• **THE EXERCISE**:
Below, find each line holding "членов" and state how many there are, using the number alone.

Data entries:
= = = = =

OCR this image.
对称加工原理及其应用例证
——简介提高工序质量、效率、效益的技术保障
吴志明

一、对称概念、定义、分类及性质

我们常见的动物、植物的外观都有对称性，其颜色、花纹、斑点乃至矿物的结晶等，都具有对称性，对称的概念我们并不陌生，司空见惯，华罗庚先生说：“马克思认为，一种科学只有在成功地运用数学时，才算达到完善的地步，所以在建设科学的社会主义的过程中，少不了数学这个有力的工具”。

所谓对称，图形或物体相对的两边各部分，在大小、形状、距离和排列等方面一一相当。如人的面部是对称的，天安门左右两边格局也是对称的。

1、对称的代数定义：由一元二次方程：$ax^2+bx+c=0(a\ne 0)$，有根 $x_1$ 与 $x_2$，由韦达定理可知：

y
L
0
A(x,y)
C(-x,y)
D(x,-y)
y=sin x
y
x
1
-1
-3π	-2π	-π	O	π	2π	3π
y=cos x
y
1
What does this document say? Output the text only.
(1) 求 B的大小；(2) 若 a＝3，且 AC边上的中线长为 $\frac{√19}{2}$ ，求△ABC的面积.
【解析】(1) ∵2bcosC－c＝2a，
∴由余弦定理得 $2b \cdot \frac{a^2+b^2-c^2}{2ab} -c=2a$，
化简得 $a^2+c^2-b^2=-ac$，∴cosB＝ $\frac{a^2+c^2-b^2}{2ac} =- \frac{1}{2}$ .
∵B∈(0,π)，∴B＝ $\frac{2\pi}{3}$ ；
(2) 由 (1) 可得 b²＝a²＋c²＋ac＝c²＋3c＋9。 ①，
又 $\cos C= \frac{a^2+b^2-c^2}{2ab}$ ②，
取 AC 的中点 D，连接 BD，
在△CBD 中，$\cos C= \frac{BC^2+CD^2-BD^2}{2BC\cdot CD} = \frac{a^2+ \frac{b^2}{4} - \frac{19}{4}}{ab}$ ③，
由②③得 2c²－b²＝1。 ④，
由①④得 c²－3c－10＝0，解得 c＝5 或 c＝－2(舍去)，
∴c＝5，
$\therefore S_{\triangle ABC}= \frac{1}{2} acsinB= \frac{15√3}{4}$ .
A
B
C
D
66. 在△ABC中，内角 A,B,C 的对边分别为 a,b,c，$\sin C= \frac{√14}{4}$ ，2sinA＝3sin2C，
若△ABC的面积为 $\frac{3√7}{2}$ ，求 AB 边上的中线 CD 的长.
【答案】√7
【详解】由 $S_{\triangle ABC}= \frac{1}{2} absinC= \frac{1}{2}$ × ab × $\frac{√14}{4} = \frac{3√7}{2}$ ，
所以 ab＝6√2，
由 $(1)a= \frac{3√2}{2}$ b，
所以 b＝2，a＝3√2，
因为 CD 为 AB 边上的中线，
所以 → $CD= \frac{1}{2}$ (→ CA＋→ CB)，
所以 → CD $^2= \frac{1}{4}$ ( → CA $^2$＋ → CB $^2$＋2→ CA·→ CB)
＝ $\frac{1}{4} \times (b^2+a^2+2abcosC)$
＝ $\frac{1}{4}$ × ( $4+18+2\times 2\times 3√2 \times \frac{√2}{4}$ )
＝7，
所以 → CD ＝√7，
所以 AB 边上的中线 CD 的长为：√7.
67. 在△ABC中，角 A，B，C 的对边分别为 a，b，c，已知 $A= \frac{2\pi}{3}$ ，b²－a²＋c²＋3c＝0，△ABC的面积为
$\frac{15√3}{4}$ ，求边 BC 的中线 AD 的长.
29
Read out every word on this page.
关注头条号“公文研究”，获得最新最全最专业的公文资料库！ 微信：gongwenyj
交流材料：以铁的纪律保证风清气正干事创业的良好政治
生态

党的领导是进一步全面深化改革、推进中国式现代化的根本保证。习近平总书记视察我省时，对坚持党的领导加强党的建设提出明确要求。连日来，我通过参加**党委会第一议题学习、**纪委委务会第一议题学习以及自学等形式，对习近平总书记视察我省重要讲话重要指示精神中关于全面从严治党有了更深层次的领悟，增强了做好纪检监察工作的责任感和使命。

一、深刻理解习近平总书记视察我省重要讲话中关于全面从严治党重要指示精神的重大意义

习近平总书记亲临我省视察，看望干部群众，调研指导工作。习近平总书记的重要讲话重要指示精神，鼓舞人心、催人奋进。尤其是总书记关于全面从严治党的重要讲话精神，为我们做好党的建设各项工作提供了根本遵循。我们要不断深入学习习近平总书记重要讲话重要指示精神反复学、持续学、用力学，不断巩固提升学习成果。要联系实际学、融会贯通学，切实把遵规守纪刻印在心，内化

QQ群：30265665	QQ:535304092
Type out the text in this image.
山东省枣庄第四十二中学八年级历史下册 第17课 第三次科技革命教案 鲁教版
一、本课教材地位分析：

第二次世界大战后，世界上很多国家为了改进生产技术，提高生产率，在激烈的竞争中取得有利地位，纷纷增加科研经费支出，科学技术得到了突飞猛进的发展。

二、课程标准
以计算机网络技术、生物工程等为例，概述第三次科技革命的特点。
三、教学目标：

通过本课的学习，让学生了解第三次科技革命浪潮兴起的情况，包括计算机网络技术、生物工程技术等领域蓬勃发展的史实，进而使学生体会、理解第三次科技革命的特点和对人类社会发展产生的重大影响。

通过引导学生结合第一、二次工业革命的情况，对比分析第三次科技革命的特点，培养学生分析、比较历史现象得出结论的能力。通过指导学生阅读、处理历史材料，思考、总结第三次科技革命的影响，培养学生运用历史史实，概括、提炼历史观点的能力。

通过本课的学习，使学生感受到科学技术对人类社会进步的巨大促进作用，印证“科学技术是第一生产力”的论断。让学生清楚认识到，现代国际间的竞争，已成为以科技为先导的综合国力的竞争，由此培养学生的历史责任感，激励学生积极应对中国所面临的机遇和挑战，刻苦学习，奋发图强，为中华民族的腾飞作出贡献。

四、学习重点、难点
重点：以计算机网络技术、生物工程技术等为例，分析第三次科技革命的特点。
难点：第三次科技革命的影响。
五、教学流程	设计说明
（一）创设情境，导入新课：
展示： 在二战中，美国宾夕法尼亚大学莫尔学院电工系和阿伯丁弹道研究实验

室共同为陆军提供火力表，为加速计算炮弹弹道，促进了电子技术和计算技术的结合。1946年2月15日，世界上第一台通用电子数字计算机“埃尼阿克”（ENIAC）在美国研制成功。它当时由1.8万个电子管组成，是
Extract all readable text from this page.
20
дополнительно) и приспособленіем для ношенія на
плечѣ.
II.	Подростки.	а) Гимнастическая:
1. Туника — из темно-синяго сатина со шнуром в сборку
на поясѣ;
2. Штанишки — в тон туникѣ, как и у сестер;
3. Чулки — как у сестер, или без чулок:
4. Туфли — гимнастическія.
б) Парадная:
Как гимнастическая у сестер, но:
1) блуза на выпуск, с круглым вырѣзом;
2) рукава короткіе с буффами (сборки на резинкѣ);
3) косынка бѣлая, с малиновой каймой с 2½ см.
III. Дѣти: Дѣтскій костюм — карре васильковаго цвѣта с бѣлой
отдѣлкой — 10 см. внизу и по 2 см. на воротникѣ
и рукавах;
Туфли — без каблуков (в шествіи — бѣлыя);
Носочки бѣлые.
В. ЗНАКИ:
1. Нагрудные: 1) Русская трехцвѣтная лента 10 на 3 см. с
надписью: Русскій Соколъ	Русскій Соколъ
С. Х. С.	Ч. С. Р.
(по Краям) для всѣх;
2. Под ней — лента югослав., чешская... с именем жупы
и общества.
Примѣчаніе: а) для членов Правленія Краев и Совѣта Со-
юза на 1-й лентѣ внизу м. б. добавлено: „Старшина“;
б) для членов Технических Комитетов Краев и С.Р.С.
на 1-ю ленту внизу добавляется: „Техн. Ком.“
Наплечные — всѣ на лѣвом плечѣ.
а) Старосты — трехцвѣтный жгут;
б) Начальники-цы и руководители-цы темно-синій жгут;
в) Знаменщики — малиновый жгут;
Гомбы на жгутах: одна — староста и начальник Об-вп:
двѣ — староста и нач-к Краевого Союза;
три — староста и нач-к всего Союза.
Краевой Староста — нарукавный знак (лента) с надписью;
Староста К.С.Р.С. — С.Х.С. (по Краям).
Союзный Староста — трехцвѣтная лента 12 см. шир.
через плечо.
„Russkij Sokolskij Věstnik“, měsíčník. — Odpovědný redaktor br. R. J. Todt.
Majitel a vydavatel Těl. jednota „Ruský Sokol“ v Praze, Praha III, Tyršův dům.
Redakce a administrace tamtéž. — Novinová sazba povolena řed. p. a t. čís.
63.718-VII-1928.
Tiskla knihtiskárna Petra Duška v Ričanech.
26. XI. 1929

= = = = =

• **ANSWER TO THE TASK**:
2